> Challenge: Repeat every record exactly, but keep images out of the copy.

> Stored data:
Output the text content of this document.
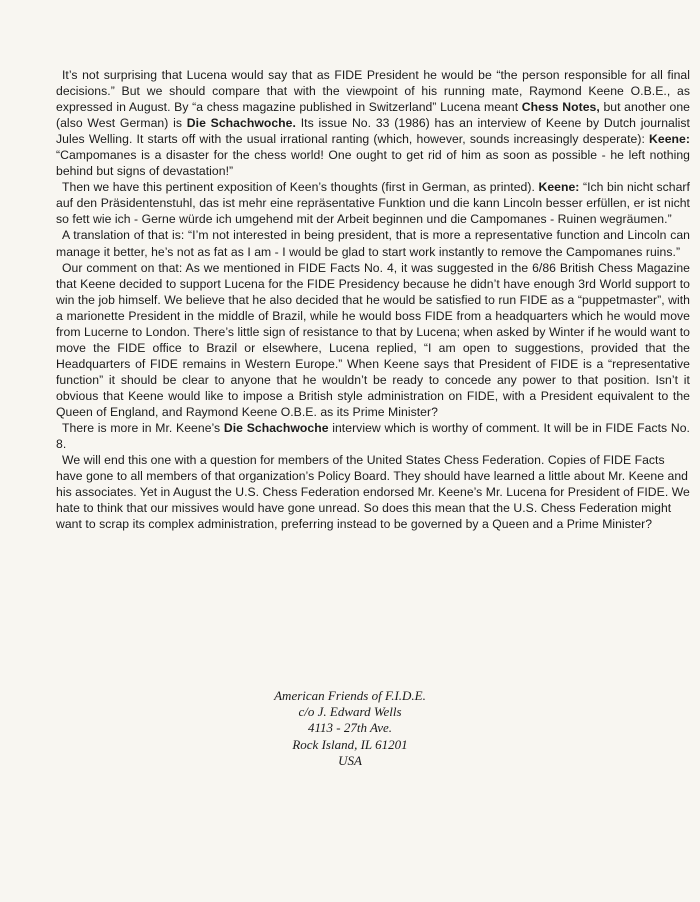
It’s not surprising that Lucena would say that as FIDE President he would be “the person responsible for all final decisions.” But we should compare that with the viewpoint of his running mate, Raymond Keene O.B.E., as expressed in August. By “a chess magazine published in Switzerland” Lucena meant Chess Notes, but another one (also West German) is Die Schachwoche. Its issue No. 33 (1986) has an interview of Keene by Dutch journalist Jules Welling. It starts off with the usual irrational ranting (which, however, sounds increasingly desperate): Keene: “Campomanes is a disaster for the chess world! One ought to get rid of him as soon as possible - he left nothing behind but signs of devastation!”

Then we have this pertinent exposition of Keen’s thoughts (first in German, as printed). Keene: “Ich bin nicht scharf auf den Präsidentenstuhl, das ist mehr eine repräsentative Funktion und die kann Lincoln besser erfüllen, er ist nicht so fett wie ich - Gerne würde ich umgehend mit der Arbeit beginnen und die Campomanes - Ruinen wegräumen.”

A translation of that is: “I’m not interested in being president, that is more a representative function and Lincoln can manage it better, he’s not as fat as I am - I would be glad to start work instantly to remove the Campomanes ruins.”

Our comment on that: As we mentioned in FIDE Facts No. 4, it was suggested in the 6/86 British Chess Magazine that Keene decided to support Lucena for the FIDE Presidency because he didn’t have enough 3rd World support to win the job himself. We believe that he also decided that he would be satisfied to run FIDE as a “puppetmaster”, with a marionette President in the middle of Brazil, while he would boss FIDE from a headquarters which he would move from Lucerne to London. There’s little sign of resistance to that by Lucena; when asked by Winter if he would want to move the FIDE office to Brazil or elsewhere, Lucena replied, “I am open to suggestions, provided that the Headquarters of FIDE remains in Western Europe.” When Keene says that President of FIDE is a “representative function” it should be clear to anyone that he wouldn’t be ready to concede any power to that position. Isn’t it obvious that Keene would like to impose a British style administration on FIDE, with a President equivalent to the Queen of England, and Raymond Keene O.B.E. as its Prime Minister?

There is more in Mr. Keene’s Die Schachwoche interview which is worthy of comment. It will be in FIDE Facts No. 8.

We will end this one with a question for members of the United States Chess Federation. Copies of FIDE Facts have gone to all members of that organization’s Policy Board. They should have learned a little about Mr. Keene and his associates. Yet in August the U.S. Chess Federation endorsed Mr. Keene’s Mr. Lucena for President of FIDE. We hate to think that our missives would have gone unread. So does this mean that the U.S. Chess Federation might want to scrap its complex administration, preferring instead to be governed by a Queen and a Prime Minister?

American Friends of F.I.D.E.
c/o J. Edward Wells
4113 - 27th Ave.
Rock Island, IL 61201
USA
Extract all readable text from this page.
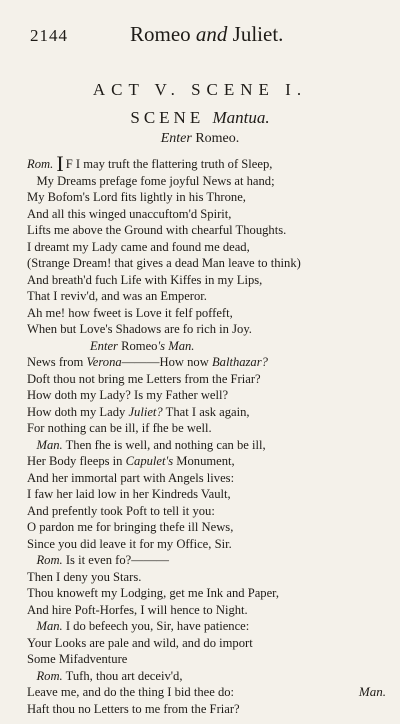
2144	Romeo and Juliet.
ACT V. SCENE I.
SCENE Mantua.
Enter Romeo.
Rom. I F I may truft the flattering truth of Sleep,
My Dreams prefage fome joyful News at hand;
My Bofom's Lord fits lightly in his Throne,
And all this winged unaccuftom'd Spirit,
Lifts me above the Ground with chearful Thoughts.
I dreamt my Lady came and found me dead,
(Strange Dream! that gives a dead Man leave to think)
And breath'd fuch Life with Kiffes in my Lips,
That I reviv'd, and was an Emperor.
Ah me! how fweet is Love it felf poffeft,
When but Love's Shadows are fo rich in Joy.
Enter Romeo's Man.
News from Verona———How now Balthazar?
Doft thou not bring me Letters from the Friar?
How doth my Lady? Is my Father well?
How doth my Lady Juliet? That I ask again,
For nothing can be ill, if fhe be well.
Man. Then fhe is well, and nothing can be ill,
Her Body fleeps in Capulet's Monument,
And her immortal part with Angels lives:
I faw her laid low in her Kindreds Vault,
And prefently took Poft to tell it you:
O pardon me for bringing thefe ill News,
Since you did leave it for my Office, Sir.
Rom. Is it even fo?———
Then I deny you Stars.
Thou knoweft my Lodging, get me Ink and Paper,
And hire Poft-Horfes, I will hence to Night.
Man. I do befeech you, Sir, have patience:
Your Looks are pale and wild, and do import
Some Mifadventure
Rom. Tufh, thou art deceiv'd,
Leave me, and do the thing I bid thee do:
Haft thou no Letters to me from the Friar?
Man.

> The output:
Output the text content of this document.
It’s not surprising that Lucena would say that as FIDE President he would be “the person responsible for all final decisions.” But we should compare that with the viewpoint of his running mate, Raymond Keene O.B.E., as expressed in August. By “a chess magazine published in Switzerland” Lucena meant Chess Notes, but another one (also West German) is Die Schachwoche. Its issue No. 33 (1986) has an interview of Keene by Dutch journalist Jules Welling. It starts off with the usual irrational ranting (which, however, sounds increasingly desperate): Keene: “Campomanes is a disaster for the chess world! One ought to get rid of him as soon as possible - he left nothing behind but signs of devastation!”

Then we have this pertinent exposition of Keen’s thoughts (first in German, as printed). Keene: “Ich bin nicht scharf auf den Präsidentenstuhl, das ist mehr eine repräsentative Funktion und die kann Lincoln besser erfüllen, er ist nicht so fett wie ich - Gerne würde ich umgehend mit der Arbeit beginnen und die Campomanes - Ruinen wegräumen.”

A translation of that is: “I’m not interested in being president, that is more a representative function and Lincoln can manage it better, he’s not as fat as I am - I would be glad to start work instantly to remove the Campomanes ruins.”

Our comment on that: As we mentioned in FIDE Facts No. 4, it was suggested in the 6/86 British Chess Magazine that Keene decided to support Lucena for the FIDE Presidency because he didn’t have enough 3rd World support to win the job himself. We believe that he also decided that he would be satisfied to run FIDE as a “puppetmaster”, with a marionette President in the middle of Brazil, while he would boss FIDE from a headquarters which he would move from Lucerne to London. There’s little sign of resistance to that by Lucena; when asked by Winter if he would want to move the FIDE office to Brazil or elsewhere, Lucena replied, “I am open to suggestions, provided that the Headquarters of FIDE remains in Western Europe.” When Keene says that President of FIDE is a “representative function” it should be clear to anyone that he wouldn’t be ready to concede any power to that position. Isn’t it obvious that Keene would like to impose a British style administration on FIDE, with a President equivalent to the Queen of England, and Raymond Keene O.B.E. as its Prime Minister?

There is more in Mr. Keene’s Die Schachwoche interview which is worthy of comment. It will be in FIDE Facts No. 8.

We will end this one with a question for members of the United States Chess Federation. Copies of FIDE Facts have gone to all members of that organization’s Policy Board. They should have learned a little about Mr. Keene and his associates. Yet in August the U.S. Chess Federation endorsed Mr. Keene’s Mr. Lucena for President of FIDE. We hate to think that our missives would have gone unread. So does this mean that the U.S. Chess Federation might want to scrap its complex administration, preferring instead to be governed by a Queen and a Prime Minister?

American Friends of F.I.D.E.
c/o J. Edward Wells
4113 - 27th Ave.
Rock Island, IL 61201
USA
Extract all readable text from this page.
2144	Romeo and Juliet.
ACT V. SCENE I.
SCENE Mantua.
Enter Romeo.
Rom. I F I may truft the flattering truth of Sleep,
My Dreams prefage fome joyful News at hand;
My Bofom's Lord fits lightly in his Throne,
And all this winged unaccuftom'd Spirit,
Lifts me above the Ground with chearful Thoughts.
I dreamt my Lady came and found me dead,
(Strange Dream! that gives a dead Man leave to think)
And breath'd fuch Life with Kiffes in my Lips,
That I reviv'd, and was an Emperor.
Ah me! how fweet is Love it felf poffeft,
When but Love's Shadows are fo rich in Joy.
Enter Romeo's Man.
News from Verona———How now Balthazar?
Doft thou not bring me Letters from the Friar?
How doth my Lady? Is my Father well?
How doth my Lady Juliet? That I ask again,
For nothing can be ill, if fhe be well.
Man. Then fhe is well, and nothing can be ill,
Her Body fleeps in Capulet's Monument,
And her immortal part with Angels lives:
I faw her laid low in her Kindreds Vault,
And prefently took Poft to tell it you:
O pardon me for bringing thefe ill News,
Since you did leave it for my Office, Sir.
Rom. Is it even fo?———
Then I deny you Stars.
Thou knoweft my Lodging, get me Ink and Paper,
And hire Poft-Horfes, I will hence to Night.
Man. I do befeech you, Sir, have patience:
Your Looks are pale and wild, and do import
Some Mifadventure
Rom. Tufh, thou art deceiv'd,
Leave me, and do the thing I bid thee do:
Haft thou no Letters to me from the Friar?
Man.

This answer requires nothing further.